**Instructions to follow:** The listing below should be printed exactly, every line of it. Skip the pictures.
— START OF Extracted information —
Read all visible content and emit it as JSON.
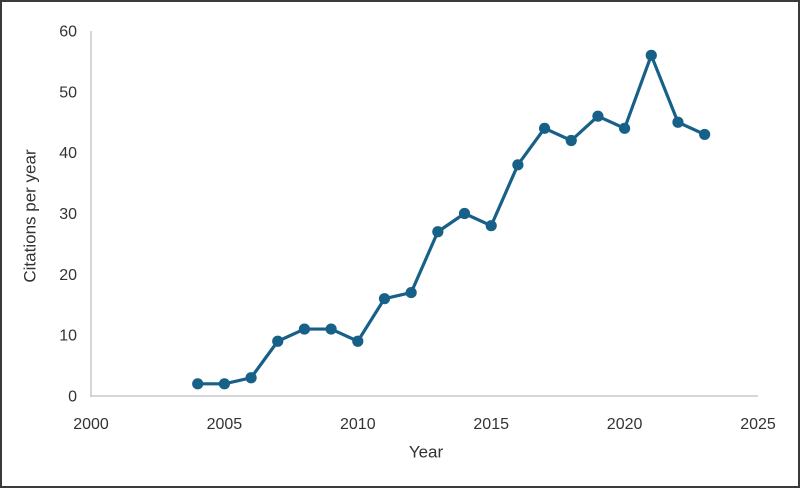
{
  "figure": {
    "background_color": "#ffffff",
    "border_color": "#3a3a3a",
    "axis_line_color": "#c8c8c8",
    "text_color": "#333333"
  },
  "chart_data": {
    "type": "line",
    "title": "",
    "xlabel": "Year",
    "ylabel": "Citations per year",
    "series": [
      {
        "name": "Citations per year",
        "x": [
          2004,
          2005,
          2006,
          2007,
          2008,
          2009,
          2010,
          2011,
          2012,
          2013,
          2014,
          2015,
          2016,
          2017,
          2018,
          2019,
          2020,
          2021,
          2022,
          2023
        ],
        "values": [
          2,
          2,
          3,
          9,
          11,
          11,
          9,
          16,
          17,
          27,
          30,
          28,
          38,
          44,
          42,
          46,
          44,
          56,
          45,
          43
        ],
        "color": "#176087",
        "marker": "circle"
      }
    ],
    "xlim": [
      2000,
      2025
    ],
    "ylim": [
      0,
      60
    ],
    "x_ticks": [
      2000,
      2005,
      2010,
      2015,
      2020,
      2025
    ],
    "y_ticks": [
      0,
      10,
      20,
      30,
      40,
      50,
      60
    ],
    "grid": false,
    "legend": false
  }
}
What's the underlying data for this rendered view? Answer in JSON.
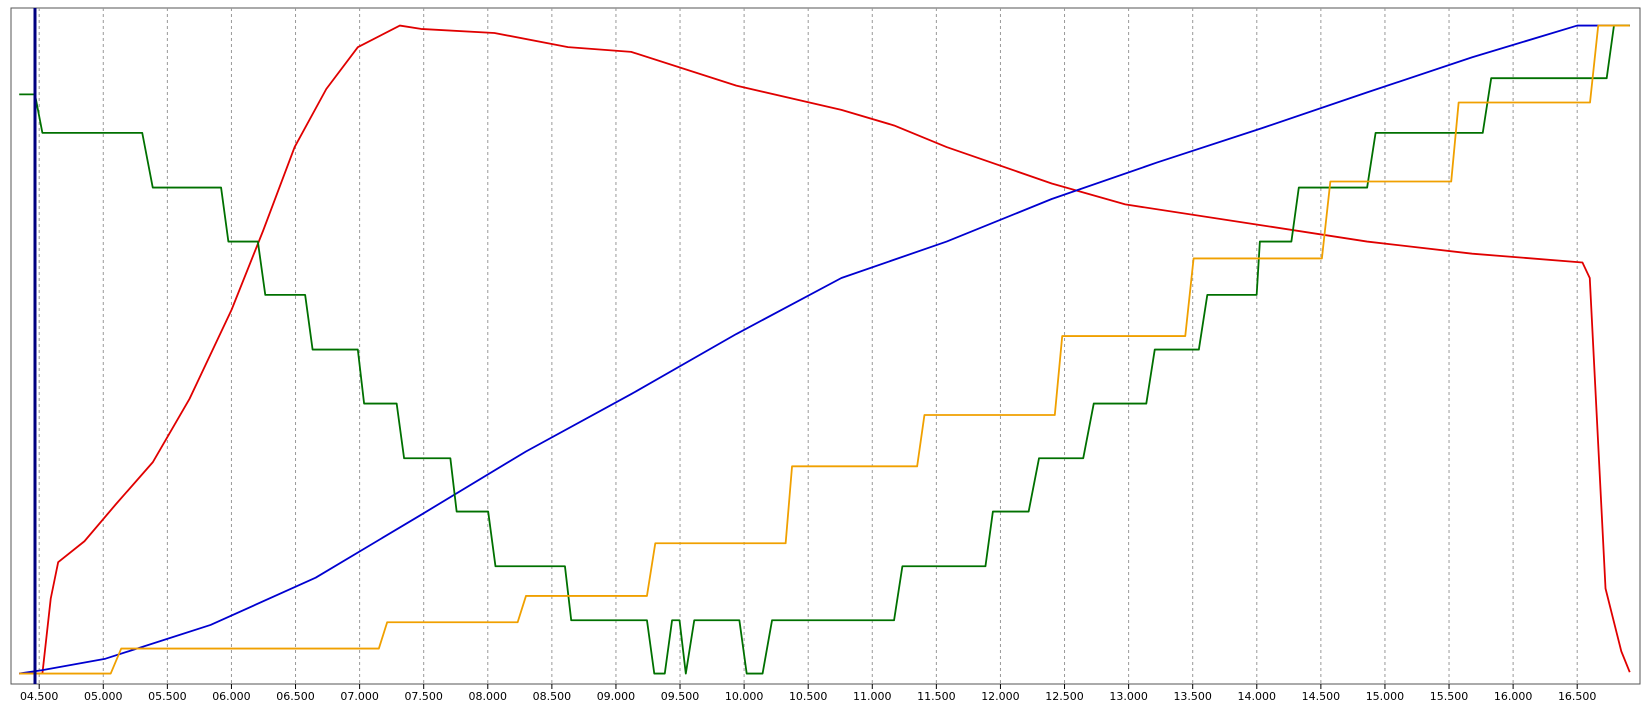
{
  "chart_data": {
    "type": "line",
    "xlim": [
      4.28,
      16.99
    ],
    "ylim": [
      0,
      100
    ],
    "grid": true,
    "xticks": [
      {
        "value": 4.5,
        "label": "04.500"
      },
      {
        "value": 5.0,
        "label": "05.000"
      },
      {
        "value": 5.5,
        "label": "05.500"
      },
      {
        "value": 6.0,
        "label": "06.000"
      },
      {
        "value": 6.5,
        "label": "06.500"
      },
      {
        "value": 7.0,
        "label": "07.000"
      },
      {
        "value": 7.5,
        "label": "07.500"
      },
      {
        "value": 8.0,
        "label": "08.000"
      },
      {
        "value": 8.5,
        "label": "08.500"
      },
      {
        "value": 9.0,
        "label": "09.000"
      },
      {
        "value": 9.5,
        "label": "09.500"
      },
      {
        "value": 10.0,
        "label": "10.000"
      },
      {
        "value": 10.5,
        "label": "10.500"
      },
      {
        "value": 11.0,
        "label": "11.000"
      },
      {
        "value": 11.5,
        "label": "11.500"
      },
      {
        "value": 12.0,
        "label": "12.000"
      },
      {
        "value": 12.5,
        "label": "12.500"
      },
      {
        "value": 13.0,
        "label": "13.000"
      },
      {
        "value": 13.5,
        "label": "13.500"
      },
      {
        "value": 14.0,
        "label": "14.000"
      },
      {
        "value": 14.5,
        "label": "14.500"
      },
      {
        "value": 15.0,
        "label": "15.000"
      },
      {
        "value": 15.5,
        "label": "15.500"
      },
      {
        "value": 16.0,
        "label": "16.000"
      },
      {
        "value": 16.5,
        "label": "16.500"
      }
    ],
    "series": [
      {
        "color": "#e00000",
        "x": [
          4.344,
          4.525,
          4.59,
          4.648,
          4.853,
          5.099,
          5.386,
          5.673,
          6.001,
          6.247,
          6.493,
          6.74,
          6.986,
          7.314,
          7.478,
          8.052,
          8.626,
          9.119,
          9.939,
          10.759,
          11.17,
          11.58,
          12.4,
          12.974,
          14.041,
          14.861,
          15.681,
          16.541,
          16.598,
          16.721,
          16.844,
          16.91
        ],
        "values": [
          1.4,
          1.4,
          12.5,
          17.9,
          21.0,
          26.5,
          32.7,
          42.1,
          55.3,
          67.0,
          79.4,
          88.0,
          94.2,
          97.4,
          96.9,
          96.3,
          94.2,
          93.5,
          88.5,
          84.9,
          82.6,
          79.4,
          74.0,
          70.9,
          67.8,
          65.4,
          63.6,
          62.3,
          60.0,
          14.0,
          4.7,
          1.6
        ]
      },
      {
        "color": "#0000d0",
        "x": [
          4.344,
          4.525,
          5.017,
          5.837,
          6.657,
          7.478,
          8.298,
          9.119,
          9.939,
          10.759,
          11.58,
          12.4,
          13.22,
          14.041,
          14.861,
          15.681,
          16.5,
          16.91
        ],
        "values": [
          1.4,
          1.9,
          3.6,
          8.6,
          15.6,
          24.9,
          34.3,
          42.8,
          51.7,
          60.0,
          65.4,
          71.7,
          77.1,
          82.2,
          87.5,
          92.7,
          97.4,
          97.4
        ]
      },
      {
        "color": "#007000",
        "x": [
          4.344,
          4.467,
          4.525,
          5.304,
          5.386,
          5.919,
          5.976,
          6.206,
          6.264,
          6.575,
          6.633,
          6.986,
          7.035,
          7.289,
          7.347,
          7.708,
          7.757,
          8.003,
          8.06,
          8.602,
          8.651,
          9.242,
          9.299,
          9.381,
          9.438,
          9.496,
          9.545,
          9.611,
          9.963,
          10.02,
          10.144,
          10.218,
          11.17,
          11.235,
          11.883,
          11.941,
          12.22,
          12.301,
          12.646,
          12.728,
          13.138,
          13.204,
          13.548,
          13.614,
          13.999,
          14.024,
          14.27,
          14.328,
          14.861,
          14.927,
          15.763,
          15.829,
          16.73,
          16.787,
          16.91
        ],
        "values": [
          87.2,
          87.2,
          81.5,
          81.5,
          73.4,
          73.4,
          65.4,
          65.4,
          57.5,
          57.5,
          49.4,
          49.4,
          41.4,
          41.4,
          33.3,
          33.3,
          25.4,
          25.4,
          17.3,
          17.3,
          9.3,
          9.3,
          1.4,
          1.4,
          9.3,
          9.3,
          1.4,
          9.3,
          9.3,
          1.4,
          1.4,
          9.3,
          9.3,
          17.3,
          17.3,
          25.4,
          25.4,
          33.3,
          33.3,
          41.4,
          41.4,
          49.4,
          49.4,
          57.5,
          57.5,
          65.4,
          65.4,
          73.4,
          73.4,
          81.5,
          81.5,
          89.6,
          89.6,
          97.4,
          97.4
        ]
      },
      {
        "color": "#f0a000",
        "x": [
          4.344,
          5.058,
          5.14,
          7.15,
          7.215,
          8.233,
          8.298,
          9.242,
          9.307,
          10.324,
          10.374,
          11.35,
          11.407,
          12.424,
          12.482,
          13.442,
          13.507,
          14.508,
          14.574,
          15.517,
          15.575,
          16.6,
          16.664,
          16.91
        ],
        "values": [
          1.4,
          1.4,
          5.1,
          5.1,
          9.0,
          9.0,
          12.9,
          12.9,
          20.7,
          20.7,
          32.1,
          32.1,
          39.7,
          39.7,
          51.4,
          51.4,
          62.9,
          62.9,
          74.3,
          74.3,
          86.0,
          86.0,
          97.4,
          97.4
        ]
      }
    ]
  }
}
— END OF Extracted information —
**Solution to this problem:**
Read all visible content and emit it as JSON.
{
  "figure": {
    "background_color": "#ffffff",
    "border_color": "#3a3a3a",
    "axis_line_color": "#c8c8c8",
    "text_color": "#333333"
  },
  "chart_data": {
    "type": "line",
    "title": "",
    "xlabel": "Year",
    "ylabel": "Citations per year",
    "series": [
      {
        "name": "Citations per year",
        "x": [
          2004,
          2005,
          2006,
          2007,
          2008,
          2009,
          2010,
          2011,
          2012,
          2013,
          2014,
          2015,
          2016,
          2017,
          2018,
          2019,
          2020,
          2021,
          2022,
          2023
        ],
        "values": [
          2,
          2,
          3,
          9,
          11,
          11,
          9,
          16,
          17,
          27,
          30,
          28,
          38,
          44,
          42,
          46,
          44,
          56,
          45,
          43
        ],
        "color": "#176087",
        "marker": "circle"
      }
    ],
    "xlim": [
      2000,
      2025
    ],
    "ylim": [
      0,
      60
    ],
    "x_ticks": [
      2000,
      2005,
      2010,
      2015,
      2020,
      2025
    ],
    "y_ticks": [
      0,
      10,
      20,
      30,
      40,
      50,
      60
    ],
    "grid": false,
    "legend": false
  }
}
What's the underlying data for this rendered view? Answer in JSON.
{
  "chart_data": {
    "type": "line",
    "xlim": [
      4.28,
      16.99
    ],
    "ylim": [
      0,
      100
    ],
    "grid": true,
    "xticks": [
      {
        "value": 4.5,
        "label": "04.500"
      },
      {
        "value": 5.0,
        "label": "05.000"
      },
      {
        "value": 5.5,
        "label": "05.500"
      },
      {
        "value": 6.0,
        "label": "06.000"
      },
      {
        "value": 6.5,
        "label": "06.500"
      },
      {
        "value": 7.0,
        "label": "07.000"
      },
      {
        "value": 7.5,
        "label": "07.500"
      },
      {
        "value": 8.0,
        "label": "08.000"
      },
      {
        "value": 8.5,
        "label": "08.500"
      },
      {
        "value": 9.0,
        "label": "09.000"
      },
      {
        "value": 9.5,
        "label": "09.500"
      },
      {
        "value": 10.0,
        "label": "10.000"
      },
      {
        "value": 10.5,
        "label": "10.500"
      },
      {
        "value": 11.0,
        "label": "11.000"
      },
      {
        "value": 11.5,
        "label": "11.500"
      },
      {
        "value": 12.0,
        "label": "12.000"
      },
      {
        "value": 12.5,
        "label": "12.500"
      },
      {
        "value": 13.0,
        "label": "13.000"
      },
      {
        "value": 13.5,
        "label": "13.500"
      },
      {
        "value": 14.0,
        "label": "14.000"
      },
      {
        "value": 14.5,
        "label": "14.500"
      },
      {
        "value": 15.0,
        "label": "15.000"
      },
      {
        "value": 15.5,
        "label": "15.500"
      },
      {
        "value": 16.0,
        "label": "16.000"
      },
      {
        "value": 16.5,
        "label": "16.500"
      }
    ],
    "series": [
      {
        "color": "#e00000",
        "x": [
          4.344,
          4.525,
          4.59,
          4.648,
          4.853,
          5.099,
          5.386,
          5.673,
          6.001,
          6.247,
          6.493,
          6.74,
          6.986,
          7.314,
          7.478,
          8.052,
          8.626,
          9.119,
          9.939,
          10.759,
          11.17,
          11.58,
          12.4,
          12.974,
          14.041,
          14.861,
          15.681,
          16.541,
          16.598,
          16.721,
          16.844,
          16.91
        ],
        "values": [
          1.4,
          1.4,
          12.5,
          17.9,
          21.0,
          26.5,
          32.7,
          42.1,
          55.3,
          67.0,
          79.4,
          88.0,
          94.2,
          97.4,
          96.9,
          96.3,
          94.2,
          93.5,
          88.5,
          84.9,
          82.6,
          79.4,
          74.0,
          70.9,
          67.8,
          65.4,
          63.6,
          62.3,
          60.0,
          14.0,
          4.7,
          1.6
        ]
      },
      {
        "color": "#0000d0",
        "x": [
          4.344,
          4.525,
          5.017,
          5.837,
          6.657,
          7.478,
          8.298,
          9.119,
          9.939,
          10.759,
          11.58,
          12.4,
          13.22,
          14.041,
          14.861,
          15.681,
          16.5,
          16.91
        ],
        "values": [
          1.4,
          1.9,
          3.6,
          8.6,
          15.6,
          24.9,
          34.3,
          42.8,
          51.7,
          60.0,
          65.4,
          71.7,
          77.1,
          82.2,
          87.5,
          92.7,
          97.4,
          97.4
        ]
      },
      {
        "color": "#007000",
        "x": [
          4.344,
          4.467,
          4.525,
          5.304,
          5.386,
          5.919,
          5.976,
          6.206,
          6.264,
          6.575,
          6.633,
          6.986,
          7.035,
          7.289,
          7.347,
          7.708,
          7.757,
          8.003,
          8.06,
          8.602,
          8.651,
          9.242,
          9.299,
          9.381,
          9.438,
          9.496,
          9.545,
          9.611,
          9.963,
          10.02,
          10.144,
          10.218,
          11.17,
          11.235,
          11.883,
          11.941,
          12.22,
          12.301,
          12.646,
          12.728,
          13.138,
          13.204,
          13.548,
          13.614,
          13.999,
          14.024,
          14.27,
          14.328,
          14.861,
          14.927,
          15.763,
          15.829,
          16.73,
          16.787,
          16.91
        ],
        "values": [
          87.2,
          87.2,
          81.5,
          81.5,
          73.4,
          73.4,
          65.4,
          65.4,
          57.5,
          57.5,
          49.4,
          49.4,
          41.4,
          41.4,
          33.3,
          33.3,
          25.4,
          25.4,
          17.3,
          17.3,
          9.3,
          9.3,
          1.4,
          1.4,
          9.3,
          9.3,
          1.4,
          9.3,
          9.3,
          1.4,
          1.4,
          9.3,
          9.3,
          17.3,
          17.3,
          25.4,
          25.4,
          33.3,
          33.3,
          41.4,
          41.4,
          49.4,
          49.4,
          57.5,
          57.5,
          65.4,
          65.4,
          73.4,
          73.4,
          81.5,
          81.5,
          89.6,
          89.6,
          97.4,
          97.4
        ]
      },
      {
        "color": "#f0a000",
        "x": [
          4.344,
          5.058,
          5.14,
          7.15,
          7.215,
          8.233,
          8.298,
          9.242,
          9.307,
          10.324,
          10.374,
          11.35,
          11.407,
          12.424,
          12.482,
          13.442,
          13.507,
          14.508,
          14.574,
          15.517,
          15.575,
          16.6,
          16.664,
          16.91
        ],
        "values": [
          1.4,
          1.4,
          5.1,
          5.1,
          9.0,
          9.0,
          12.9,
          12.9,
          20.7,
          20.7,
          32.1,
          32.1,
          39.7,
          39.7,
          51.4,
          51.4,
          62.9,
          62.9,
          74.3,
          74.3,
          86.0,
          86.0,
          97.4,
          97.4
        ]
      }
    ]
  }
}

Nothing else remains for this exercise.